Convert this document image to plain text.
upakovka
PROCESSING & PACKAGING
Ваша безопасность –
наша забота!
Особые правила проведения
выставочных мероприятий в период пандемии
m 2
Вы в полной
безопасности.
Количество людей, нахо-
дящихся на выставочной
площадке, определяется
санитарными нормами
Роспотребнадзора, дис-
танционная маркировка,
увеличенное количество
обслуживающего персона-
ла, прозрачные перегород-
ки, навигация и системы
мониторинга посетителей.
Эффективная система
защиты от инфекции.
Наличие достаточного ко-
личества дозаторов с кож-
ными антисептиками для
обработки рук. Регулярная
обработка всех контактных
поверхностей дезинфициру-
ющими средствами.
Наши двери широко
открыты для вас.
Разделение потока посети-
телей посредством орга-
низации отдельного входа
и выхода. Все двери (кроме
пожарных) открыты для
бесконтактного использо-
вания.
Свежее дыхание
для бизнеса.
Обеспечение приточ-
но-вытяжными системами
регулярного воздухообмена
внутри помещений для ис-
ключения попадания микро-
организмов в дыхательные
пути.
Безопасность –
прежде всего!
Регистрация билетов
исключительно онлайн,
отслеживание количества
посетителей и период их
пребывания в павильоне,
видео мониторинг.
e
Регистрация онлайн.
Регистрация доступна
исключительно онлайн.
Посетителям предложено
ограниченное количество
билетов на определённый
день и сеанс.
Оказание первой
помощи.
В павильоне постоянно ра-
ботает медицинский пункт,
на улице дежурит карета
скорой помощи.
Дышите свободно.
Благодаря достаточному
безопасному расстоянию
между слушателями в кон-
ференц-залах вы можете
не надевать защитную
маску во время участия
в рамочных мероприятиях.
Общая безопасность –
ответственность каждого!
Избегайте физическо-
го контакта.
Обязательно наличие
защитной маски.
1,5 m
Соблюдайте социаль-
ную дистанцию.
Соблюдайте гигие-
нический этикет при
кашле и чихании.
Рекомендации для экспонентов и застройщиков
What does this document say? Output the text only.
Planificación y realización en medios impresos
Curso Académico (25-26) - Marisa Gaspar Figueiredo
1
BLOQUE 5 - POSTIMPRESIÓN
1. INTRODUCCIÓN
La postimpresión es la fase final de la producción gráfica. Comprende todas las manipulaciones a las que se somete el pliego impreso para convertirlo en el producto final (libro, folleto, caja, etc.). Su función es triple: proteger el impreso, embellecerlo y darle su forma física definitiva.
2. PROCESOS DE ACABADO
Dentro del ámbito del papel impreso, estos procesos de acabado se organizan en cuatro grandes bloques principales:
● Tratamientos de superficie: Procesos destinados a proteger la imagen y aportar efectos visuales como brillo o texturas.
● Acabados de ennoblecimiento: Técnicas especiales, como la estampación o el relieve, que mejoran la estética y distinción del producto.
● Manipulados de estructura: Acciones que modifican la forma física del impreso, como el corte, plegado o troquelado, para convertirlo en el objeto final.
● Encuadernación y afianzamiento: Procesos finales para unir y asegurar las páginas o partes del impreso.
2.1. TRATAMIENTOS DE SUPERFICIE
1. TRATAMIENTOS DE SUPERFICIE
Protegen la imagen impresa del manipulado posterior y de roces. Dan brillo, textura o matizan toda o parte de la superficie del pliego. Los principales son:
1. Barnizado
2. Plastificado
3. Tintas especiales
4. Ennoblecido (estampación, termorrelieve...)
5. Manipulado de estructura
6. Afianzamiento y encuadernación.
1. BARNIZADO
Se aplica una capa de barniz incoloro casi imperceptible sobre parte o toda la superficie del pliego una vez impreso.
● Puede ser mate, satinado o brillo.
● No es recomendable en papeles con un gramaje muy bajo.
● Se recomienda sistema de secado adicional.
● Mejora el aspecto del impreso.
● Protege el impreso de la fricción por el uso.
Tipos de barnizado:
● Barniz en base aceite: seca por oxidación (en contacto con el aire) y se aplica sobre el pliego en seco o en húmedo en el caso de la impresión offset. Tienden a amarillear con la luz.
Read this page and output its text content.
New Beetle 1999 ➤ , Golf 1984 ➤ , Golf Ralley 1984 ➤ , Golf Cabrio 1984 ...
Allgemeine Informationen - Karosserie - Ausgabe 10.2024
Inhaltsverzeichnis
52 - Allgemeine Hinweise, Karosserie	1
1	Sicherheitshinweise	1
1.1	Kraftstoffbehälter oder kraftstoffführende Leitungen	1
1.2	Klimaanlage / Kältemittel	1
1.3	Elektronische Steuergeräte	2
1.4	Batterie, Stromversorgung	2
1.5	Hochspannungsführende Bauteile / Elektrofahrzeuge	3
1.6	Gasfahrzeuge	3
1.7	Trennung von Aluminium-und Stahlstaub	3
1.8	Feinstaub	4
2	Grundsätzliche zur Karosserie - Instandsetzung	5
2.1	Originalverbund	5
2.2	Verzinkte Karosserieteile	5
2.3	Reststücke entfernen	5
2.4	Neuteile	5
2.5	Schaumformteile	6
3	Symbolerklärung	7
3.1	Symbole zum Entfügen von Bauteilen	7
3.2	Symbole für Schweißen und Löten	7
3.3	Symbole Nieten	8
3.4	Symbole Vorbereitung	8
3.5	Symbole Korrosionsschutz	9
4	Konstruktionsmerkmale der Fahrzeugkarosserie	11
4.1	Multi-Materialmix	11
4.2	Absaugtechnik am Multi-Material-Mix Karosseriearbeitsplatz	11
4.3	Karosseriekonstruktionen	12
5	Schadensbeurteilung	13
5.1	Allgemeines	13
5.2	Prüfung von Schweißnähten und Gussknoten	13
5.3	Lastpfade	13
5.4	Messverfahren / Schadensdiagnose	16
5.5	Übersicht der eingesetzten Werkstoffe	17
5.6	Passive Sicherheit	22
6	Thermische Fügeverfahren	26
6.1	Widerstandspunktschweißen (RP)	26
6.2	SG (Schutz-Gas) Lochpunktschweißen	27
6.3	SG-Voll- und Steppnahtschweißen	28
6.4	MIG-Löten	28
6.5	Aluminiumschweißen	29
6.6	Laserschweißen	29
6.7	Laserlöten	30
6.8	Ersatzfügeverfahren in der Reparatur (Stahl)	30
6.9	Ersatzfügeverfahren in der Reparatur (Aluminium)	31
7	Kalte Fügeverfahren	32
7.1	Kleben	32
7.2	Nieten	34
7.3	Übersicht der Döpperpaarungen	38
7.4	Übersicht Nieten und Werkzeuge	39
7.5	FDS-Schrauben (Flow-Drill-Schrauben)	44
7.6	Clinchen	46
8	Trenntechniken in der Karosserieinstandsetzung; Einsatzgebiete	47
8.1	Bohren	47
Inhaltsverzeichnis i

→ Aim: What is the number of lines in the listing above that contain the string "Multi"? Give only the number.

→ Answer to the task: 2